→ Exercise instructions:
Search the records for "activated". Copy every line where it appears.

==== Entries shown

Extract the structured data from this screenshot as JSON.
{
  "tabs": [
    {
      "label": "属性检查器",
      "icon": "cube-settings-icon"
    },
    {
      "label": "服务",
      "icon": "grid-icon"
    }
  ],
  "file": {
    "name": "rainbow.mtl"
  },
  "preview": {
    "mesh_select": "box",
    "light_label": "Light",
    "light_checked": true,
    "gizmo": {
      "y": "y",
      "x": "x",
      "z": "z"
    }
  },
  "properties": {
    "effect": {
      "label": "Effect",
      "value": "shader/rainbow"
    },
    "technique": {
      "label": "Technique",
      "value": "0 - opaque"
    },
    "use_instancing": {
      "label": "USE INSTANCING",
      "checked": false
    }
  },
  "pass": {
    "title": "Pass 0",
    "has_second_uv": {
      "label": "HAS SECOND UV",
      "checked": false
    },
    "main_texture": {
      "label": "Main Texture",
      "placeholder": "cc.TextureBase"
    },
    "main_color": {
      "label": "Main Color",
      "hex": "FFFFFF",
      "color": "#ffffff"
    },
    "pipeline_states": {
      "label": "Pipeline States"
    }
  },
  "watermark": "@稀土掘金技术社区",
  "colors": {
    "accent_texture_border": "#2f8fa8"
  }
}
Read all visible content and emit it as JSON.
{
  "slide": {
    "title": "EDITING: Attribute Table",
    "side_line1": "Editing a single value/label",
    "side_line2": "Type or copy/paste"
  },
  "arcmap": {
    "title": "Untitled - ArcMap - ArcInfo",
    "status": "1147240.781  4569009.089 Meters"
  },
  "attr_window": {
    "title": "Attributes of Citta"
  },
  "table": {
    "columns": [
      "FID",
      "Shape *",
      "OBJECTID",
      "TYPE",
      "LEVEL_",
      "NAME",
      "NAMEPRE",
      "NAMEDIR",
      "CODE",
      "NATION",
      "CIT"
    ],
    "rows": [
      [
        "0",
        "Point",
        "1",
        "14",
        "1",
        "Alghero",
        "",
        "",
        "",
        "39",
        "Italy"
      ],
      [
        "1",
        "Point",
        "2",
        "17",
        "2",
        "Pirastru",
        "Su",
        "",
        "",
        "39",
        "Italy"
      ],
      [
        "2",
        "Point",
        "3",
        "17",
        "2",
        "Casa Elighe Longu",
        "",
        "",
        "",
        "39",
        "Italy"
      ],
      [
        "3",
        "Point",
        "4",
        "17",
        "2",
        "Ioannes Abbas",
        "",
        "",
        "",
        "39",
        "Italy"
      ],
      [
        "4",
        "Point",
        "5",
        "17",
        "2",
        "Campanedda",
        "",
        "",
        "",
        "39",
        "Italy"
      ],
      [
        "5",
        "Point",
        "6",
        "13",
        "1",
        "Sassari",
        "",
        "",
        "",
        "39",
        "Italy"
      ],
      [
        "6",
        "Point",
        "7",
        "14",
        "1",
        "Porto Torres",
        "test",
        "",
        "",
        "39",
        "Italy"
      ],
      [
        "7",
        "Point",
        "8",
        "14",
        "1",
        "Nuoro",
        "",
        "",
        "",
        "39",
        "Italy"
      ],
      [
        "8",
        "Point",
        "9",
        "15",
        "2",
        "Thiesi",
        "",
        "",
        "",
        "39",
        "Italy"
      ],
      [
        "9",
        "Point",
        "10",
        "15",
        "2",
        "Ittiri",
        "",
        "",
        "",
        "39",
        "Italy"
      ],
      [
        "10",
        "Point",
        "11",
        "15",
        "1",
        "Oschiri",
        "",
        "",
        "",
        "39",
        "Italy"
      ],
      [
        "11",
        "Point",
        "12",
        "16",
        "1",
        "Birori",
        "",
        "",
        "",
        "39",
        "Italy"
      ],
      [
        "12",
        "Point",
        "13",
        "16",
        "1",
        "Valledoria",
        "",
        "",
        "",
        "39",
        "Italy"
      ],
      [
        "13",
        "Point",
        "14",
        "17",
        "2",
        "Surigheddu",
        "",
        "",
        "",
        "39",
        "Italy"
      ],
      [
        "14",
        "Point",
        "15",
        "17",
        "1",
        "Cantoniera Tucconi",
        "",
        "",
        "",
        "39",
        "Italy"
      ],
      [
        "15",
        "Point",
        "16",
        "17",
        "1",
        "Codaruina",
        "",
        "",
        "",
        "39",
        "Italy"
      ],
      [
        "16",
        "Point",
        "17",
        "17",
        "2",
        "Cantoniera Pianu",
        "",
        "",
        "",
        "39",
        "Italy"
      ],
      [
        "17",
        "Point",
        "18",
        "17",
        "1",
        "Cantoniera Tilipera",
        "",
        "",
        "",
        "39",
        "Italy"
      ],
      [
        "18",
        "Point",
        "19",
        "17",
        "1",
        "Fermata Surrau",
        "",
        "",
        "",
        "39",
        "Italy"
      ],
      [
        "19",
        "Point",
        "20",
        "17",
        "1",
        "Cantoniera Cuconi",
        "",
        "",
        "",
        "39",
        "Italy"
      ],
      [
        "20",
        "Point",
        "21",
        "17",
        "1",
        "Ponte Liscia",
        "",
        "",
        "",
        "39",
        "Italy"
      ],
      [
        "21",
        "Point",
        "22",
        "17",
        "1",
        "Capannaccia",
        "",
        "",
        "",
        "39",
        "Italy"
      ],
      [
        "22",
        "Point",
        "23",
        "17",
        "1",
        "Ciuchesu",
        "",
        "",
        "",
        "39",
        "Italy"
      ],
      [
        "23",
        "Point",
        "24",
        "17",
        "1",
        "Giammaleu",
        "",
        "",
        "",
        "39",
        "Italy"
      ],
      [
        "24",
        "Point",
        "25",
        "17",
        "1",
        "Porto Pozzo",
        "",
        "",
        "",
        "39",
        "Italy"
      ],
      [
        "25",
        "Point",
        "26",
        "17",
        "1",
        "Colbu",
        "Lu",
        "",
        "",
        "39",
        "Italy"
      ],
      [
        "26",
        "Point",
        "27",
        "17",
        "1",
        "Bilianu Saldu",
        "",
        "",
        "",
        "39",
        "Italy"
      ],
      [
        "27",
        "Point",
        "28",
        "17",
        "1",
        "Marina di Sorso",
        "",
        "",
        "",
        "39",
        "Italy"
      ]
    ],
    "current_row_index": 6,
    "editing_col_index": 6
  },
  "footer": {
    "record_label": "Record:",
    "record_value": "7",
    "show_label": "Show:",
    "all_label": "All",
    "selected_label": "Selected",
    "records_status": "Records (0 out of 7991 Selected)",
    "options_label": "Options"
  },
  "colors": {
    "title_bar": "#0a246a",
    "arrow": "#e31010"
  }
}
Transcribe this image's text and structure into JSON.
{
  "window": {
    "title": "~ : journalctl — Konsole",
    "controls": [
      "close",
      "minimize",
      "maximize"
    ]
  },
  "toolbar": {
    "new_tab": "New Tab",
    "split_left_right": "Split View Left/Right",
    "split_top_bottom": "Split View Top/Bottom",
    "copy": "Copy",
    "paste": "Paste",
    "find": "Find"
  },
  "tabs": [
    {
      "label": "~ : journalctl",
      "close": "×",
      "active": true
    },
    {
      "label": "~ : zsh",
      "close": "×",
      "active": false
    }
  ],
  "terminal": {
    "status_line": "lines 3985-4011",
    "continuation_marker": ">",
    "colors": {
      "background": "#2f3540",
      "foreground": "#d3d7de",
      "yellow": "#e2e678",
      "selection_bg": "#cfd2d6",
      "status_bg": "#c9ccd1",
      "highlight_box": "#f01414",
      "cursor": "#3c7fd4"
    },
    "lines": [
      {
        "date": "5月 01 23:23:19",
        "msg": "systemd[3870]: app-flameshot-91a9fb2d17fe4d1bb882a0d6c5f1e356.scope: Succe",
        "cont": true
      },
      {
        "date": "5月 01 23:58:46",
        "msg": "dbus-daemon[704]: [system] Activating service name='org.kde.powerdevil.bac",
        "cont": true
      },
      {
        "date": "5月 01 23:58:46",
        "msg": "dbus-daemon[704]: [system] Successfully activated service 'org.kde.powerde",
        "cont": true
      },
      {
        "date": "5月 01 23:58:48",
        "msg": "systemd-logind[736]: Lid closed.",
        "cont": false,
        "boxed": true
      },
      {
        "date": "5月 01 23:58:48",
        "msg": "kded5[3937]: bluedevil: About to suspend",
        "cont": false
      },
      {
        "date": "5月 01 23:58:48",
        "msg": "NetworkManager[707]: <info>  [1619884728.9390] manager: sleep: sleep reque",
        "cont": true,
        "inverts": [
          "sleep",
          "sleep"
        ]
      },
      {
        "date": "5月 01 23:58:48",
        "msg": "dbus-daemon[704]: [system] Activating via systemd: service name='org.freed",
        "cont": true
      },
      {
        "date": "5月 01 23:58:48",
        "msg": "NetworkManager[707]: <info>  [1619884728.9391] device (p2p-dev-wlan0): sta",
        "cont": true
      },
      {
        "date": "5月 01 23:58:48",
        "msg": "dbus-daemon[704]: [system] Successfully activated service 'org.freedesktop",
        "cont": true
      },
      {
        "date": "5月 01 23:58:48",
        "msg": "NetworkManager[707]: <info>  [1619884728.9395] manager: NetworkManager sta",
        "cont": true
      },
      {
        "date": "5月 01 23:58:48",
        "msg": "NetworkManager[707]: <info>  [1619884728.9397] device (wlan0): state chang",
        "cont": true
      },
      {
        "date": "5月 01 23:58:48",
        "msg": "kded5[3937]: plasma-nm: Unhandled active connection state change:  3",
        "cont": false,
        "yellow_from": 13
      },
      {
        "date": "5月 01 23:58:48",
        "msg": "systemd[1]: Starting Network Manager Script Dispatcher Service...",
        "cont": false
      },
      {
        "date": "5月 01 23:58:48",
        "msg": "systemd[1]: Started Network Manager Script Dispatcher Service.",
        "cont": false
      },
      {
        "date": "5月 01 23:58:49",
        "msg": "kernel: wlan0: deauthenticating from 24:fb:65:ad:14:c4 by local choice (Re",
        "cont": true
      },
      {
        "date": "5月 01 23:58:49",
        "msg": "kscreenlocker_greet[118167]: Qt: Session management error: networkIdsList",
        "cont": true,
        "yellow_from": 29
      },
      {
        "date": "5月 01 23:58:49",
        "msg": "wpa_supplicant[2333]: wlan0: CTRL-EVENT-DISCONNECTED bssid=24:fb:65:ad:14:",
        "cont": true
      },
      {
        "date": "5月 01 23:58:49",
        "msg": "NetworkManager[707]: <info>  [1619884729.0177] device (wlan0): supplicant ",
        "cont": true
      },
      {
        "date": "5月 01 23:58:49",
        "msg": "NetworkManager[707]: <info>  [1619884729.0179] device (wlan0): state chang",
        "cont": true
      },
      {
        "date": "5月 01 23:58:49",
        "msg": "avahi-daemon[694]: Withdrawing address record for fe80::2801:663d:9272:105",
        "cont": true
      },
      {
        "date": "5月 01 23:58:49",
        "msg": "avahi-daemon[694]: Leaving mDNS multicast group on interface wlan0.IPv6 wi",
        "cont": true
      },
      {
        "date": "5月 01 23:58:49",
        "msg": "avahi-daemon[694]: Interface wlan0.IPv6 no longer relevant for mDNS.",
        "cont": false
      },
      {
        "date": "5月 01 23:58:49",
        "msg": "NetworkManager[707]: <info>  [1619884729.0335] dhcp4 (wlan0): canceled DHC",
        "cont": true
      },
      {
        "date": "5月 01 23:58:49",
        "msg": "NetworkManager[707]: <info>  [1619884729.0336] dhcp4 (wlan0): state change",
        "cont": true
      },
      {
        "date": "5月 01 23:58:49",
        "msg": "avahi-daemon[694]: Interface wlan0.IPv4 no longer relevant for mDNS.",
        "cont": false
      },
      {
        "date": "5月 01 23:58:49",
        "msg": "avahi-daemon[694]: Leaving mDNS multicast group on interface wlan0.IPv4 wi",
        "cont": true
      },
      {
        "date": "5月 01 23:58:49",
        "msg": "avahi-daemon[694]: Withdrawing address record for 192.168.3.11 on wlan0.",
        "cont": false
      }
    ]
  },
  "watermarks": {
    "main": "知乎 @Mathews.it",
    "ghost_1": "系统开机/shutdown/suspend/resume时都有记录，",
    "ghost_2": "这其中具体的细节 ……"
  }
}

========

→ Task response:
        "msg": "dbus-daemon[704]: [system] Successfully activated service 'org.kde.powerde",
        "msg": "dbus-daemon[704]: [system] Successfully activated service 'org.freedesktop",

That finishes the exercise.